• TO BE DONE
Select from the data all lines with the word "একতরফ".

• DATA LINES
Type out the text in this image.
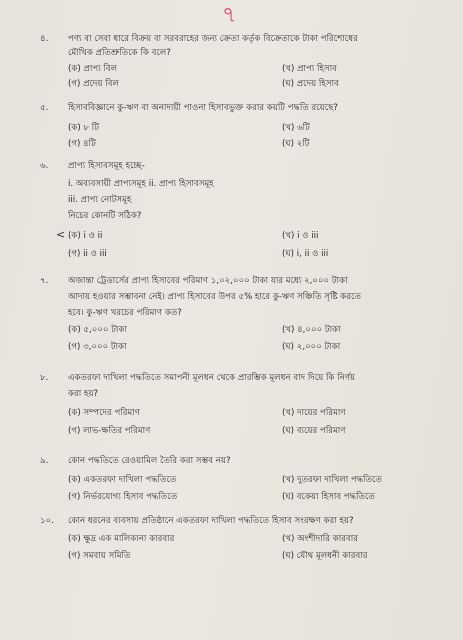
৭
৪.	পণ্য বা সেবা ধারে বিক্রয় বা সরবরাহের জন্য ক্রেতা কর্তৃক বিক্রেতাকে টাকা পরিশোধের
মৌখিক প্রতিশ্রুতিকে কি বলে?
(ক) প্রাপ্য বিল	(খ) প্রাপ্য হিসাব
(গ) প্রদেয় বিল	(ঘ) প্রদেয় হিসাব
৫.	হিসাববিজ্ঞানে কু-ঋণ বা অনাদায়ী পাওনা হিসাবভুক্ত করার কয়টি পদ্ধতি রয়েছে?
(ক) ৮ টি	(খ) ৬টি
(গ) ৪টি	(ঘ) ২টি
৬.	প্রাপ্য হিসাবসমূহ হচ্ছে-
i. অব্যবসায়ী প্রাপ্যসমূহ ii. প্রাপ্য হিসাবসমূহ
iii. প্রাপ্য নোটসমূহ
নিচের কোনটি সঠিক?
< (ক) i ও ii	(খ) i ও iii
(গ) ii ও iii	(ঘ) i, ii ও iii
৭.	অজান্তা ট্রেডার্সের প্রাপ্য হিসাবের পরিমাণ ১,০২,০০০ টাকা যার মধ্যে ২,০০০ টাকা
আদায় হওয়ার সম্ভাবনা নেই। প্রাপ্য হিসাবের উপর ৫% হারে কু-ঋণ সঞ্চিতি সৃষ্টি করতে
হবে। কু-ঋণ খরচের পরিমাণ কত?
(ক) ৫,০০০ টাকা	(খ) ৪,০০০ টাকা
(গ) ৩,০০০ টাকা	(ঘ) ২,০০০ টাকা
৮.	একতরফা দাখিলা পদ্ধতিতে সমাপনী মূলধন থেকে প্রারম্ভিক মূলধন বাদ দিয়ে কি নির্ণয়
করা হয়?
(ক) সম্পদের পরিমাণ	(খ) দায়ের পরিমাণ
(গ) লাভ-ক্ষতির পরিমাণ	(ঘ) ব্যয়ের পরিমাণ
৯.	কোন পদ্ধতিতে রেওয়ামিল তৈরি করা সম্ভব নয়?
(ক) একতরফা দাখিলা পদ্ধতিতে	(খ) দুতরফা দাখিলা পদ্ধতিতে
(গ) নির্ভরযোগ্য হিসাব পদ্ধতিতে	(ঘ) বকেয়া হিসাব পদ্ধতিতে
১০.	কোন ধরনের ব্যবসায় প্রতিষ্ঠানে একতরফা দাখিলা পদ্ধতিতে হিসাব সংরক্ষণ করা হয়?
(ক) ক্ষুদ্র এক মালিকানা কারবার	(খ) অংশীদারি কারবার
(গ) সমবায় সমিতি	(ঘ) যৌথ মূলধনী কারবার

• EXPECTED ANSWER
৮.	একতরফা দাখিলা পদ্ধতিতে সমাপনী মূলধন থেকে প্রারম্ভিক মূলধন বাদ দিয়ে কি নির্ণয়
(ক) একতরফা দাখিলা পদ্ধতিতে	(খ) দুতরফা দাখিলা পদ্ধতিতে
১০.	কোন ধরনের ব্যবসায় প্রতিষ্ঠানে একতরফা দাখিলা পদ্ধতিতে হিসাব সংরক্ষণ করা হয়?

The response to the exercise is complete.